> Предоставленный текст
▬▬▬
Не нужны мне эти ковры, граждане, хотя интеллектуально я давно достиг этого уровня. Проживу я без ковров. Но вот жить, не имея права сказать вслух — пусть это даже никого, кроме меня самого, не интересует! — вслух сказать все, что я по этому поводу думаю, так же, как и то, что я думаю по многим другим поводам, — жить без этого я не могу.

Я вполне благонамеренный гражданин. Я чту уголовный кодекс, хотя он и противоречит Конституции, а Конституция — Всеобщей декларации прав. Я не выходил (увы!) на Красную площадь с плакатами, ни к Смольному, ни даже к Дому ленинградской торговли. Я не выпускал подпольных изданий. Я пытался писать книжки о том, что мне представляется интересным не только для меня одного. И — в минуты отдыха — сидел у себя дома за чашкой чая, изредка — с рюмкой водки или стаканом вина и обсуждал с друзьями проблемы, которые волнуют нас всех, в том числе и вас, глубоконеуважаемые следователи.

Я занимался СЛОВОБЛУДИЕМ, граждане судьи, — любимым занятием российского интеллигента. Я был прав

по существу

, ибо осуществлял дарованную мне Конституцией свободу слова (а не печати, заметьте!) и данную Господом свободу мысли.

Но в России всякое право должно быть подтверждено дополнительным разрешением надлежащего начальства, какового (ни начальства, ни дозволения) у меня не было и, следовательно,

объективно

, высказывая недозволенные мысли, я совершал антигосударственные деяния. Я осмелился отдельные ошибки и извращения культа личности распространять на многие (заметьте: всего лишь на

многие

, не на все!) явления хозяйственно-политической жизни общества; я клеветнически утверждал, что в Советском Союзе нет свободы слова; более того, я допускал подобные высказывания в присутствии американцев (которые до того, конечно же, были уверены в обратном!) и всеми этими деяниями ослаблял (и, очевидно, неизмеримо ослабил) мощнейшее государство в мире.

«Отвечал за все? Да кто тебе, вражина, дал такое право? Партия, ее мудрый ленинский ЦК и наше правительство — вот кто отвечает, а не ты, падло!»
▬▬▬
> Показанные записи
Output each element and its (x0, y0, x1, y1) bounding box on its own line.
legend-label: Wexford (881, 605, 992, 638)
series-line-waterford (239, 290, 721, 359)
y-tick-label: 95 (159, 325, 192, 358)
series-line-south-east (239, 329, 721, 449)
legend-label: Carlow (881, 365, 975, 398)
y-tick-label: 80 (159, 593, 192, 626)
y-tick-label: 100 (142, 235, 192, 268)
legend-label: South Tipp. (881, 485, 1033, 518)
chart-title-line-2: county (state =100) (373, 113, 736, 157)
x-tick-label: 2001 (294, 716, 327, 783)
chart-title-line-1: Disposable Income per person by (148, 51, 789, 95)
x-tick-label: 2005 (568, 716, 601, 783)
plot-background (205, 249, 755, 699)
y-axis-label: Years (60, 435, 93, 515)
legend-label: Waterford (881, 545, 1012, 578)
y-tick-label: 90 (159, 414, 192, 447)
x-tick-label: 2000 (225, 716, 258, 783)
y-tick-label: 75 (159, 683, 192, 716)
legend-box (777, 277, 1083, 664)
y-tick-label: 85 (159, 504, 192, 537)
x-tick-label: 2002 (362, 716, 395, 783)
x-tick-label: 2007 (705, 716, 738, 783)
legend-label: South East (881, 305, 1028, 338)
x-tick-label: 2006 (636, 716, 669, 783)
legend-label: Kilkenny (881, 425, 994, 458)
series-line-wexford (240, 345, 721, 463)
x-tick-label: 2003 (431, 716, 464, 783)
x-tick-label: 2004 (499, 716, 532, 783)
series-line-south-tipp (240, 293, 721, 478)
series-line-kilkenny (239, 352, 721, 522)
▬▬▬
> Необходимые действия
a – Продублируйте без изменений фрагмент записей, который начинается с самой первой строки записей и заканчивается строкой, содержащей «legend-label: Waterford (881, 545, 1012, 578)», включая обе границы.
b – Напишите следующую часть текста о свободе слова, начиная сразу после его последнего предложения.

> Результаты по заданиям
a –
Output each element and its (x0, y0, x1, y1) bounding box on its own line.
legend-label: Wexford (881, 605, 992, 638)
series-line-waterford (239, 290, 721, 359)
y-tick-label: 95 (159, 325, 192, 358)
series-line-south-east (239, 329, 721, 449)
legend-label: Carlow (881, 365, 975, 398)
y-tick-label: 80 (159, 593, 192, 626)
y-tick-label: 100 (142, 235, 192, 268)
legend-label: South Tipp. (881, 485, 1033, 518)
chart-title-line-2: county (state =100) (373, 113, 736, 157)
x-tick-label: 2001 (294, 716, 327, 783)
chart-title-line-1: Disposable Income per person by (148, 51, 789, 95)
x-tick-label: 2005 (568, 716, 601, 783)
plot-background (205, 249, 755, 699)
y-axis-label: Years (60, 435, 93, 515)
legend-label: Waterford (881, 545, 1012, 578)

b –
По доверенности партии и правительства люди в мундирах государственной безопасности готовили меня к тому, чтобы на предстоящем суде я назвал бы антисоветскими, т. е. антигражданственными, те действия, в которых так робко, так неполноценно проявлялась моя гражданственность. Они готовили меня к тому, что чем упорнее, чем настойчивее я буду отстаивать свои гражданские и человеческие права, тем дольше я буду рассматривать «небо в крупную клеточку».

И я отступал. У меня не было тыла. За мной не было людей, которых я должен был бы прикрыть или защитить, разве лишь Гансовского — ближайшего друга и единомышленника.

Что же касается меня самого, то тут... Нет, не по глупости, но все из того же рабьего страха перед ожидающей меня «справедливой карой», перед неизвестностью, я понемногу пятился, пытаясь спрятать от самого себя свои полупризнания в несовершенных мною преступлениях за ссылками на непреднамеренное, но «объективно антисоветское» значение того или иного высказывания. И Кривошеин, верхним чутьем учуяв, что это удобная отмычка, широко пользовался ею.

— 

Мыслить

вам никто не запрещает, — в унисон твердили мне кривошеины, роговы, шумиловы и, листая мои записные книжки или фронтовые дневники, тыкали пальцами в отчеркнутые красным карандашом строки: «Вся история России на протяжении столетий — история раба, тщетно пытающегося выпрямиться. Разинщина, пугачевщина, в лучшем случае — нечаевщина, это все на что мы способны. Народовольцы убили Александра Второго за полчаса до того, как он должен был подписать пусть куцую, но первую в истории России конституцию».

— А это? Этим что вы хотели сказать?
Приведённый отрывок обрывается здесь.